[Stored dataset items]
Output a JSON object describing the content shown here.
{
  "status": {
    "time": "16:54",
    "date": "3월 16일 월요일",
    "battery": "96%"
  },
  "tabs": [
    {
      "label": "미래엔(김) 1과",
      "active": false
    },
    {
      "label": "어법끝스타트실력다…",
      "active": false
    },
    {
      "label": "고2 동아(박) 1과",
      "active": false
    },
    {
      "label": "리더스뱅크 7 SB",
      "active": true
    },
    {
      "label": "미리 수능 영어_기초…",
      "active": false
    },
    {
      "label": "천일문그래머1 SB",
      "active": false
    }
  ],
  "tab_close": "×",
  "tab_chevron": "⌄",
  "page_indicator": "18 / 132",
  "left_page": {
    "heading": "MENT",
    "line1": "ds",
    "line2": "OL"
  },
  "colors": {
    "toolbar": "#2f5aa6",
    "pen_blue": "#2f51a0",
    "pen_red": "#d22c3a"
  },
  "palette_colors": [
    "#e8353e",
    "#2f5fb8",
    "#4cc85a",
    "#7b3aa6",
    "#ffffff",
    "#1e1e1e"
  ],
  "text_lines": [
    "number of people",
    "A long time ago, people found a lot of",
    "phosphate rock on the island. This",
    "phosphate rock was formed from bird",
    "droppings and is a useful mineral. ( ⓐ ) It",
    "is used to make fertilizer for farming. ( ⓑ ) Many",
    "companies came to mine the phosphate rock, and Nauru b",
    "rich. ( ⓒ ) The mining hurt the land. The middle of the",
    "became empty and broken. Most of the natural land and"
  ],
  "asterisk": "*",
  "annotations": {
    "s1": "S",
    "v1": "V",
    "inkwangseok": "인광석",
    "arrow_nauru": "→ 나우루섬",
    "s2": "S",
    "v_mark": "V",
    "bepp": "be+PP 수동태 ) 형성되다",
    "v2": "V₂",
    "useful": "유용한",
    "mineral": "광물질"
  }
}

EXERCISE INSTRUCTIONS :: Copy the data above exactly. Every line must be included.

PROBLEM SOLUTION ::
Output a JSON object describing the content shown here.
{
  "status": {
    "time": "16:54",
    "date": "3월 16일 월요일",
    "battery": "96%"
  },
  "tabs": [
    {
      "label": "미래엔(김) 1과",
      "active": false
    },
    {
      "label": "어법끝스타트실력다…",
      "active": false
    },
    {
      "label": "고2 동아(박) 1과",
      "active": false
    },
    {
      "label": "리더스뱅크 7 SB",
      "active": true
    },
    {
      "label": "미리 수능 영어_기초…",
      "active": false
    },
    {
      "label": "천일문그래머1 SB",
      "active": false
    }
  ],
  "tab_close": "×",
  "tab_chevron": "⌄",
  "page_indicator": "18 / 132",
  "left_page": {
    "heading": "MENT",
    "line1": "ds",
    "line2": "OL"
  },
  "colors": {
    "toolbar": "#2f5aa6",
    "pen_blue": "#2f51a0",
    "pen_red": "#d22c3a"
  },
  "palette_colors": [
    "#e8353e",
    "#2f5fb8",
    "#4cc85a",
    "#7b3aa6",
    "#ffffff",
    "#1e1e1e"
  ],
  "text_lines": [
    "number of people",
    "A long time ago, people found a lot of",
    "phosphate rock on the island. This",
    "phosphate rock was formed from bird",
    "droppings and is a useful mineral. ( ⓐ ) It",
    "is used to make fertilizer for farming. ( ⓑ ) Many",
    "companies came to mine the phosphate rock, and Nauru b",
    "rich. ( ⓒ ) The mining hurt the land. The middle of the",
    "became empty and broken. Most of the natural land and"
  ],
  "asterisk": "*",
  "annotations": {
    "s1": "S",
    "v1": "V",
    "inkwangseok": "인광석",
    "arrow_nauru": "→ 나우루섬",
    "s2": "S",
    "v_mark": "V",
    "bepp": "be+PP 수동태 ) 형성되다",
    "v2": "V₂",
    "useful": "유용한",
    "mineral": "광물질"
  }
}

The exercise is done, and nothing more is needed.